RECORDS TO PROCESS:
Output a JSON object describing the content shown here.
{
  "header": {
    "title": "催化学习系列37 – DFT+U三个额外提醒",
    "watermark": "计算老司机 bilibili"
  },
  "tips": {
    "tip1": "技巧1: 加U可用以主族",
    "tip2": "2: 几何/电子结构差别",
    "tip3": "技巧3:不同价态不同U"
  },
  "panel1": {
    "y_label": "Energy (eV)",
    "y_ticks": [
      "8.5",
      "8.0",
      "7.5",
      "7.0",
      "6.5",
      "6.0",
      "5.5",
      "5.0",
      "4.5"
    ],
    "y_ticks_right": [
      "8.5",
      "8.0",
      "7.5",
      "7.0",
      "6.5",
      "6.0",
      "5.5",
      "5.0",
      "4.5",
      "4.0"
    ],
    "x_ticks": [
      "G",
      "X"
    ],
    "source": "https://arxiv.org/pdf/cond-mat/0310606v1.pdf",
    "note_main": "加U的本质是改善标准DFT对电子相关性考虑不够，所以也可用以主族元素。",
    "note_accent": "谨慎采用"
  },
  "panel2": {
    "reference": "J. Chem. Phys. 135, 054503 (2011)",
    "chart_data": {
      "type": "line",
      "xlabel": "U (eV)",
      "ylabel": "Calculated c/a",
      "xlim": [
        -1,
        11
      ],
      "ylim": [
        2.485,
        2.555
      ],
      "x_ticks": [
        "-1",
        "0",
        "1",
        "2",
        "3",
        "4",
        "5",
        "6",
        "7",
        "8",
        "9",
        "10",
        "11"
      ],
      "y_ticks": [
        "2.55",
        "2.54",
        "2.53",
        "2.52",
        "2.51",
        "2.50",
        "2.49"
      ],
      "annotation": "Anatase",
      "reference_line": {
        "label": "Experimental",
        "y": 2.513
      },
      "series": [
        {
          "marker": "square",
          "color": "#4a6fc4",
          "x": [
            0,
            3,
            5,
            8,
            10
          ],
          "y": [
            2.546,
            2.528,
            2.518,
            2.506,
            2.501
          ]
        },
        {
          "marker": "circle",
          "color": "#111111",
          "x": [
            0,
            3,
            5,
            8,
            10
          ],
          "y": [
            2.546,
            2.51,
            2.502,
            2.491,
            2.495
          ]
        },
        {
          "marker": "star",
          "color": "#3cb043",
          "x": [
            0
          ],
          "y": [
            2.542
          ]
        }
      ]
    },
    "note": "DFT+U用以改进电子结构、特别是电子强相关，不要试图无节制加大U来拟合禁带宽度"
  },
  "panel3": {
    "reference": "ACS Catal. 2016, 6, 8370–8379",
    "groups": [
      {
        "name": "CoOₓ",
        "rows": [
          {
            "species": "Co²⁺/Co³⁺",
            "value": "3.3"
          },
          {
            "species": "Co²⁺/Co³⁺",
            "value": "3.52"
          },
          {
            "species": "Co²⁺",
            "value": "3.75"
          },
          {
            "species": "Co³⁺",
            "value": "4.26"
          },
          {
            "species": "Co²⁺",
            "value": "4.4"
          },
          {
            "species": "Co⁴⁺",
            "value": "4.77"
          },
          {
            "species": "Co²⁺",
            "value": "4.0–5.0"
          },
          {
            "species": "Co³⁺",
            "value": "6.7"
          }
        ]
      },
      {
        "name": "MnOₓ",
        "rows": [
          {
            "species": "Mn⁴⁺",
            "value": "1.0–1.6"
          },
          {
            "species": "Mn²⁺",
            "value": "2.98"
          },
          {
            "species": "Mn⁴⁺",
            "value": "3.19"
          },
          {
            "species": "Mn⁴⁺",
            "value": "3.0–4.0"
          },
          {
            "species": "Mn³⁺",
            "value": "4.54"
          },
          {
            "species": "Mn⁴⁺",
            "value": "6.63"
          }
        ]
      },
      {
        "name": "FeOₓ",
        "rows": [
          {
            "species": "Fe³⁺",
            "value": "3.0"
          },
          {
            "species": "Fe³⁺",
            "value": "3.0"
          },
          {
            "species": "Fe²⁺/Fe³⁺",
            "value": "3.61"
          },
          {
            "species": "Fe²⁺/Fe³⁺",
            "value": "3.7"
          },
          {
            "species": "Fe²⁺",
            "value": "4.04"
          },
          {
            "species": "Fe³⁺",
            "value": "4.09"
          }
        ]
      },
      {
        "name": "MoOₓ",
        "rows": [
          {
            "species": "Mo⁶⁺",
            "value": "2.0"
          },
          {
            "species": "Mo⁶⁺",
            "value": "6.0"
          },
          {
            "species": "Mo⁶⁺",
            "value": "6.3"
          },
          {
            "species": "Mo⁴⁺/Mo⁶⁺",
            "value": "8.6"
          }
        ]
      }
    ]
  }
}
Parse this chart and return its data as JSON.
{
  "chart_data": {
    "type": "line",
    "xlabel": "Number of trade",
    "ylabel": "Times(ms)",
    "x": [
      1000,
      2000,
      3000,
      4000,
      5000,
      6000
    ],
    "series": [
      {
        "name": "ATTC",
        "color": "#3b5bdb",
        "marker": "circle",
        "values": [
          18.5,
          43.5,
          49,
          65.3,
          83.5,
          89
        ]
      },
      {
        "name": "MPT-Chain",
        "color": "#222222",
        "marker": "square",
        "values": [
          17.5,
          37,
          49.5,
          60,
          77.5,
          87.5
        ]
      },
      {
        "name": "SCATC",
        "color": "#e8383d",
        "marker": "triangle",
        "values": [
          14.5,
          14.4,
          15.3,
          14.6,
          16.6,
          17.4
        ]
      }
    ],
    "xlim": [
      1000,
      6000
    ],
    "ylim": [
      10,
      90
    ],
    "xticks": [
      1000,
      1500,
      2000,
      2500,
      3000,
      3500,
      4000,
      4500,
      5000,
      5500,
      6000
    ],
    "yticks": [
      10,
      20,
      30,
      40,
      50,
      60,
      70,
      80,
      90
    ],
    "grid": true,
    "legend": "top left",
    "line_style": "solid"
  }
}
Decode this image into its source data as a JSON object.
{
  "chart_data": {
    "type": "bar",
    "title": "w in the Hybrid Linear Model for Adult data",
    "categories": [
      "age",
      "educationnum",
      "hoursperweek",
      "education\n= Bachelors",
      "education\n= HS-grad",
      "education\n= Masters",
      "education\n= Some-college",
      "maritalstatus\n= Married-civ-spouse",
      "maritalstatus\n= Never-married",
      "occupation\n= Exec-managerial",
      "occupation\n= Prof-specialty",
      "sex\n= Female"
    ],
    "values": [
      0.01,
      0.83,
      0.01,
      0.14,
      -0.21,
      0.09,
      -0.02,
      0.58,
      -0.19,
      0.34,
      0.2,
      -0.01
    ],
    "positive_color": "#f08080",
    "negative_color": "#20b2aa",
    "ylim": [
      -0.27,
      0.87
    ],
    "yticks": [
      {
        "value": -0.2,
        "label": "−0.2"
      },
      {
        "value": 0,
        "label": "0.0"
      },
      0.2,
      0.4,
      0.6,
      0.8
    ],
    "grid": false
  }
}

EXERCISE: From the entries above, return each line with the word "name" in it.

WRITTEN REPLY:
        "name": "CoOₓ",
        "name": "MnOₓ",
        "name": "FeOₓ",
        "name": "MoOₓ",
        "name": "ATTC",
        "name": "MPT-Chain",
        "name": "SCATC",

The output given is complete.